## What to produce:
Copy out every one of the lines below word for word, leaving none out.
● ● ●
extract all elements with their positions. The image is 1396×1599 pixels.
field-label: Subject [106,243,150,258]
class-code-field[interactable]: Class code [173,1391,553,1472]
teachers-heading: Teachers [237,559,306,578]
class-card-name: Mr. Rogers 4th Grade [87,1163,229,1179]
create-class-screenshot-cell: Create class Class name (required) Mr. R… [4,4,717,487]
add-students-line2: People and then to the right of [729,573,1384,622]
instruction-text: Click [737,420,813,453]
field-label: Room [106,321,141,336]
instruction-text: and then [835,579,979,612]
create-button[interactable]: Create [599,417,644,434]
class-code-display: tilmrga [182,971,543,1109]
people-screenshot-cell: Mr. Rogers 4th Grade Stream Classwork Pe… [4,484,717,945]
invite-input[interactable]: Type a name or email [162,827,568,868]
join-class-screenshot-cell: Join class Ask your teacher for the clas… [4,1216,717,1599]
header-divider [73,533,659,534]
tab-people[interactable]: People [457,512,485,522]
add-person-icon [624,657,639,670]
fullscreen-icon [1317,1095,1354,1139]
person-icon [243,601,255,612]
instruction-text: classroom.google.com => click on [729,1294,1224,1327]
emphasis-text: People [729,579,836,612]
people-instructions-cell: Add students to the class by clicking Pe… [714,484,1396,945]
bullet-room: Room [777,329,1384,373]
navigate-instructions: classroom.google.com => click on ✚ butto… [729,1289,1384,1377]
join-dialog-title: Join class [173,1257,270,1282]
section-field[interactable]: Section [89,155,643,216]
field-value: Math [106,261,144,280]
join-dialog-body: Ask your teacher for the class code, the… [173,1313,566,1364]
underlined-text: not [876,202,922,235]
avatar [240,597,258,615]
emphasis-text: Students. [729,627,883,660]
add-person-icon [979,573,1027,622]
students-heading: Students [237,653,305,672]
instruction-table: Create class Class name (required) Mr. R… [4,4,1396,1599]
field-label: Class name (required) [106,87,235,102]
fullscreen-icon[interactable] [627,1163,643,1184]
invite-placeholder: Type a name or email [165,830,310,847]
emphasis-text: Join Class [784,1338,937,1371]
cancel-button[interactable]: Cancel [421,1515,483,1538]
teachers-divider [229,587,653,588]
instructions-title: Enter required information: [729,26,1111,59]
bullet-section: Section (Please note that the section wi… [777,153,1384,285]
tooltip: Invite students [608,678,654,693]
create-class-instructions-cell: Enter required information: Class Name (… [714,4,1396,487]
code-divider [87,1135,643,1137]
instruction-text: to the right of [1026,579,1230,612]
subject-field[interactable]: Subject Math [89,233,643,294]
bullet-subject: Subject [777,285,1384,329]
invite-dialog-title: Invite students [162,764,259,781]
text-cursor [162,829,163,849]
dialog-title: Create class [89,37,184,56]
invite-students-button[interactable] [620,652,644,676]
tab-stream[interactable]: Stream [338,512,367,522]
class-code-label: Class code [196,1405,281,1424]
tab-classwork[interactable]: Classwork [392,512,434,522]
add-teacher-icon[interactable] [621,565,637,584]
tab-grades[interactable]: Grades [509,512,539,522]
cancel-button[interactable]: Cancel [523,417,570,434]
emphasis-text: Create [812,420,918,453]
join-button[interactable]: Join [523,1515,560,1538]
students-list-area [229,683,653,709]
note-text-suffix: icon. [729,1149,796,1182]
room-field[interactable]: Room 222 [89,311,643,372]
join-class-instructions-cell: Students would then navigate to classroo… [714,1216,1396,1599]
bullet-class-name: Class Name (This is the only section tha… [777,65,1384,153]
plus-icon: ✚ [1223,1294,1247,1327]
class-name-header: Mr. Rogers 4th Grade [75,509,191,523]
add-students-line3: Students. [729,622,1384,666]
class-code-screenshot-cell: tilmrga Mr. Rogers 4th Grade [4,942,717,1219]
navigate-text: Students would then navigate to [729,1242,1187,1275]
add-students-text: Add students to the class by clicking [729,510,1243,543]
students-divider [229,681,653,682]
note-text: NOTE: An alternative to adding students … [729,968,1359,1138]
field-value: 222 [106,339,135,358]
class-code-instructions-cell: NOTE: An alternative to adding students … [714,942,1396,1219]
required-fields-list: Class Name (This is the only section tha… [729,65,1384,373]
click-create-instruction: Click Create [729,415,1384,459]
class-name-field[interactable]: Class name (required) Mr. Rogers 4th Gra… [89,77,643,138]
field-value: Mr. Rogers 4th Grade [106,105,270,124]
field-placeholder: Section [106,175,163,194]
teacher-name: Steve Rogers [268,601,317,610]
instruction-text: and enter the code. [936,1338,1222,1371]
● ● ●
## Exercise solution:
extract all elements with their positions. The image is 1396×1599 pixels.
field-label: Subject [106,243,150,258]
class-code-field[interactable]: Class code [173,1391,553,1472]
teachers-heading: Teachers [237,559,306,578]
class-card-name: Mr. Rogers 4th Grade [87,1163,229,1179]
create-class-screenshot-cell: Create class Class name (required) Mr. R… [4,4,717,487]
add-students-line2: People and then to the right of [729,573,1384,622]
instruction-text: Click [737,420,813,453]
field-label: Room [106,321,141,336]
instruction-text: and then [835,579,979,612]
create-button[interactable]: Create [599,417,644,434]
class-code-display: tilmrga [182,971,543,1109]
people-screenshot-cell: Mr. Rogers 4th Grade Stream Classwork Pe… [4,484,717,945]
invite-input[interactable]: Type a name or email [162,827,568,868]
join-class-screenshot-cell: Join class Ask your teacher for the clas… [4,1216,717,1599]
header-divider [73,533,659,534]
tab-people[interactable]: People [457,512,485,522]
add-person-icon [624,657,639,670]
fullscreen-icon [1317,1095,1354,1139]
person-icon [243,601,255,612]
instruction-text: classroom.google.com => click on [729,1294,1224,1327]
emphasis-text: People [729,579,836,612]
people-instructions-cell: Add students to the class by clicking Pe… [714,484,1396,945]
bullet-room: Room [777,329,1384,373]
navigate-instructions: classroom.google.com => click on ✚ butto… [729,1289,1384,1377]
join-dialog-title: Join class [173,1257,270,1282]
section-field[interactable]: Section [89,155,643,216]
field-value: Math [106,261,144,280]
join-dialog-body: Ask your teacher for the class code, the… [173,1313,566,1364]
underlined-text: not [876,202,922,235]
avatar [240,597,258,615]
emphasis-text: Students. [729,627,883,660]
add-person-icon [979,573,1027,622]
students-heading: Students [237,653,305,672]
instruction-table: Create class Class name (required) Mr. R… [4,4,1396,1599]
field-label: Class name (required) [106,87,235,102]
fullscreen-icon[interactable] [627,1163,643,1184]
invite-placeholder: Type a name or email [165,830,310,847]
emphasis-text: Join Class [784,1338,937,1371]
cancel-button[interactable]: Cancel [421,1515,483,1538]
teachers-divider [229,587,653,588]
instructions-title: Enter required information: [729,26,1111,59]
bullet-section: Section (Please note that the section wi… [777,153,1384,285]
tooltip: Invite students [608,678,654,693]
create-class-instructions-cell: Enter required information: Class Name (… [714,4,1396,487]
code-divider [87,1135,643,1137]
instruction-text: to the right of [1026,579,1230,612]
subject-field[interactable]: Subject Math [89,233,643,294]
bullet-subject: Subject [777,285,1384,329]
invite-dialog-title: Invite students [162,764,259,781]
text-cursor [162,829,163,849]
dialog-title: Create class [89,37,184,56]
invite-students-button[interactable] [620,652,644,676]
tab-stream[interactable]: Stream [338,512,367,522]
class-code-label: Class code [196,1405,281,1424]
tab-classwork[interactable]: Classwork [392,512,434,522]
add-teacher-icon[interactable] [621,565,637,584]
tab-grades[interactable]: Grades [509,512,539,522]
cancel-button[interactable]: Cancel [523,417,570,434]
emphasis-text: Create [812,420,918,453]
join-button[interactable]: Join [523,1515,560,1538]
students-list-area [229,683,653,709]
note-text-suffix: icon. [729,1149,796,1182]
room-field[interactable]: Room 222 [89,311,643,372]
join-class-instructions-cell: Students would then navigate to classroo… [714,1216,1396,1599]
bullet-class-name: Class Name (This is the only section tha… [777,65,1384,153]
plus-icon: ✚ [1223,1294,1247,1327]
class-name-header: Mr. Rogers 4th Grade [75,509,191,523]
add-students-line3: Students. [729,622,1384,666]
class-code-screenshot-cell: tilmrga Mr. Rogers 4th Grade [4,942,717,1219]
navigate-text: Students would then navigate to [729,1242,1187,1275]
add-students-text: Add students to the class by clicking [729,510,1243,543]
students-divider [229,681,653,682]
note-text: NOTE: An alternative to adding students … [729,968,1359,1138]
field-value: 222 [106,339,135,358]
class-code-instructions-cell: NOTE: An alternative to adding students … [714,942,1396,1219]
required-fields-list: Class Name (This is the only section tha… [729,65,1384,373]
click-create-instruction: Click Create [729,415,1384,459]
class-name-field[interactable]: Class name (required) Mr. Rogers 4th Gra… [89,77,643,138]
field-value: Mr. Rogers 4th Grade [106,105,270,124]
field-placeholder: Section [106,175,163,194]
teacher-name: Steve Rogers [268,601,317,610]
instruction-text: and enter the code. [936,1338,1222,1371]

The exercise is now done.